• Text excerpt
○ ○ ○ ○ ○
Public university in Barcelona, Catalonia, Spain

The University of Barcelona (UB; Universitat de Barcelona), formerly also known as Central University of Barcelona is a public research university located in the city of Barcelona, Catalonia, Spain. It was established in 1450. With 76,000 students, it is one of the biggest universities in Spain and has also been ranked 1st in the country in most of the 2025 rankings.

It has 106 departments and more than 5,000 full-time researchers, technicians and research assistants, most of whom work in the 243 research groups as recognized and supported by the Government of Catalonia. In 2010, the UB was awarded 175 national research grants and 17 European grants and participated in over 500 joint research projects with the business sector, generating an overall research income of 70 million euros. The work of these groups is overseen by the UB's research centres and institutes which collaborate with leading research institutions and networks in Spain and abroad. The UB is also home to three large research foundations: the Barcelona Science Park Foundation (PCB), which includes the Institute of Biomedical Research of Barcelona (IRBB); the August Pi i Sunyer Biomedical Research Institute (IDIBAPS); and the Bellvitge Institute for Biomedical Research (IDIBELL). The UB is also a degree-awarding body of the Institut Barcelona d'Estudis Internacionals (IBEI).
○ ○ ○ ○ ○
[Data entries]
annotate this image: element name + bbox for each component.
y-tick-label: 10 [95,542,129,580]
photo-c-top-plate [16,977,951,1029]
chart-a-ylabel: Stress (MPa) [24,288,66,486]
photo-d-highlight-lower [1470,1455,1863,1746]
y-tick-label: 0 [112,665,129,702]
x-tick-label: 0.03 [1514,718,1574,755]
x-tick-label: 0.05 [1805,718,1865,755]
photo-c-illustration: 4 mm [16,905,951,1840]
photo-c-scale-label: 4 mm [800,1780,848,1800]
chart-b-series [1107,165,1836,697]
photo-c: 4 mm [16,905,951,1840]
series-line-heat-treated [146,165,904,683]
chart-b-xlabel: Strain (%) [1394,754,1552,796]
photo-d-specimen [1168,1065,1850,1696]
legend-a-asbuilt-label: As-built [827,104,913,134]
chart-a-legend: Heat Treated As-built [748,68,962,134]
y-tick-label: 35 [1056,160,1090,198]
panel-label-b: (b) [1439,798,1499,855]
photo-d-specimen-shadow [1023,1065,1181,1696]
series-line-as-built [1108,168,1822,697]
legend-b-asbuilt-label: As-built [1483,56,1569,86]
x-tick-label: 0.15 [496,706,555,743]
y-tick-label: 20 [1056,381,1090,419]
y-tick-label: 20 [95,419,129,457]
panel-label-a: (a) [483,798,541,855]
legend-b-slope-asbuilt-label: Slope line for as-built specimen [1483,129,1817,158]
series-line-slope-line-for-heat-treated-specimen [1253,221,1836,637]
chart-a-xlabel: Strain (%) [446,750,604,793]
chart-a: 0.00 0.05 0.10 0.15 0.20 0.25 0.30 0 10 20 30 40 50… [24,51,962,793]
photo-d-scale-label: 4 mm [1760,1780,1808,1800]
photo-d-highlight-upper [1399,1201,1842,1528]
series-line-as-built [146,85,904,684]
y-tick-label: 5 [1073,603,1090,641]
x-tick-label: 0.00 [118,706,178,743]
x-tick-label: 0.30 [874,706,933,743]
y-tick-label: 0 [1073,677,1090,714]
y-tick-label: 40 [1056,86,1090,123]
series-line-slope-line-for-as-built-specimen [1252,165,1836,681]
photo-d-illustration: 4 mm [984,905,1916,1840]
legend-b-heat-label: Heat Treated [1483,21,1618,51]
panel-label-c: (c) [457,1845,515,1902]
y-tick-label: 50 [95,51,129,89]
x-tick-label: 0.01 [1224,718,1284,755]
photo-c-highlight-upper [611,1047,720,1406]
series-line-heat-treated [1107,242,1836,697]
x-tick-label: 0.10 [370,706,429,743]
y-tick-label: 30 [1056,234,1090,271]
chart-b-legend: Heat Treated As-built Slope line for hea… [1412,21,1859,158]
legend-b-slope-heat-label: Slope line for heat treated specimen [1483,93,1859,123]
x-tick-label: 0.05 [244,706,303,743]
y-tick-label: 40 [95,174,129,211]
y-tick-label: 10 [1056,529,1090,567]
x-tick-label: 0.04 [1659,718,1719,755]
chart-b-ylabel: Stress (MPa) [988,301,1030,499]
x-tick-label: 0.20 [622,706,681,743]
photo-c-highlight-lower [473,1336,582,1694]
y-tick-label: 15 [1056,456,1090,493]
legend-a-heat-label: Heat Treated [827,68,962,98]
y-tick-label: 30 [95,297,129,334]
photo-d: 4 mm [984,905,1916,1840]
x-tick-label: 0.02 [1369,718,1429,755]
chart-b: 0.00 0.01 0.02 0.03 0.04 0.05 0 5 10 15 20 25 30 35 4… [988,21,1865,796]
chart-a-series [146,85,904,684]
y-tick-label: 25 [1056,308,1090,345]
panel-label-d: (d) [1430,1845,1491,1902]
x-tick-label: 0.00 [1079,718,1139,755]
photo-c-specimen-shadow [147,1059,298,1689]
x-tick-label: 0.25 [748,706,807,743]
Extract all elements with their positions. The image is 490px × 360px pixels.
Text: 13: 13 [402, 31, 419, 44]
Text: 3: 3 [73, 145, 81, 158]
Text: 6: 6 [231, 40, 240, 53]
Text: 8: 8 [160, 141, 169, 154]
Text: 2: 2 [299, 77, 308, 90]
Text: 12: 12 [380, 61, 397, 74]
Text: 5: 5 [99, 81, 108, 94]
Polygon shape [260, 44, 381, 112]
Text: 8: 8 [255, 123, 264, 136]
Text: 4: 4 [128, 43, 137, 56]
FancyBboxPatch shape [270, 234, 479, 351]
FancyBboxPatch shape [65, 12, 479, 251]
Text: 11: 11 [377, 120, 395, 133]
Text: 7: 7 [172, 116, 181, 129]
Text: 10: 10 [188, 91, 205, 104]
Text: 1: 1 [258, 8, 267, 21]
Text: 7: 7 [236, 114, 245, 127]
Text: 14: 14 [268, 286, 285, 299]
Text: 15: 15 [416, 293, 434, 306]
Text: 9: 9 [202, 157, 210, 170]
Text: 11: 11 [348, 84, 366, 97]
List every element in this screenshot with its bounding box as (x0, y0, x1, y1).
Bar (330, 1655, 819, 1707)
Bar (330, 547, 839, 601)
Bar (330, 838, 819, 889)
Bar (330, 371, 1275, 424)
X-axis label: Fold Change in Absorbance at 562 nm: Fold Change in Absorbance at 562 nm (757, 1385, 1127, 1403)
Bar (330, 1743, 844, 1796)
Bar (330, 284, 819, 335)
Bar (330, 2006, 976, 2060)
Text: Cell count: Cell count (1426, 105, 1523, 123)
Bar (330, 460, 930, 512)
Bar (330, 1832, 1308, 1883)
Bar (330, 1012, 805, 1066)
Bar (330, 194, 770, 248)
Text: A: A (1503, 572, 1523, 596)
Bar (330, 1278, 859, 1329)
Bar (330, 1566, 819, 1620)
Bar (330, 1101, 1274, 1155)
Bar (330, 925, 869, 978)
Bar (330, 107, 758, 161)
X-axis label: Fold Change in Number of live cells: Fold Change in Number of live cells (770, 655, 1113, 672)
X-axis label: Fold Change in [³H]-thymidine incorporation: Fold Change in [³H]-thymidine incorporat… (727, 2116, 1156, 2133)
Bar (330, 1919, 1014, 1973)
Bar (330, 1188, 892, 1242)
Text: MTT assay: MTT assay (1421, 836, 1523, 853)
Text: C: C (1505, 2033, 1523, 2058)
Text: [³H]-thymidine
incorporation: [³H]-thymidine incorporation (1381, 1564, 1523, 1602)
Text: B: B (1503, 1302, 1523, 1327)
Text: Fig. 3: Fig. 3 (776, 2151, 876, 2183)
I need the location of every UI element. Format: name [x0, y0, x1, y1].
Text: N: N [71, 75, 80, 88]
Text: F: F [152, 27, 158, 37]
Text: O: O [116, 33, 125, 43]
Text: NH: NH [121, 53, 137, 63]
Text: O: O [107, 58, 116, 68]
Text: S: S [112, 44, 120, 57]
○ ○ ○ ○ ○
• Work instruction A
Using the University of Barcelona text (not the items), answer these:
(i) In what year was the university established?
(ii) How many departments does it have?
(iii) How many European grants was the UB awarded in 2010?
• Work instruction B
In the University of Barcelona text, rename "Central University of Barcelona" to "Central University" and write out the passage between "Public university in" and "the 2025 rankings.", inclusive.

• Exercise response A
(i) 1450
(ii) 106
(iii) 17

• Exercise response B
Public university in Barcelona, Catalonia, Spain

The University of Barcelona (UB; Universitat de Barcelona), formerly also known as Central University is a public research university located in the city of Barcelona, Catalonia, Spain. It was established in 1450. With 76,000 students, it is one of the biggest universities in Spain and has also been ranked 1st in the country in most of the 2025 rankings.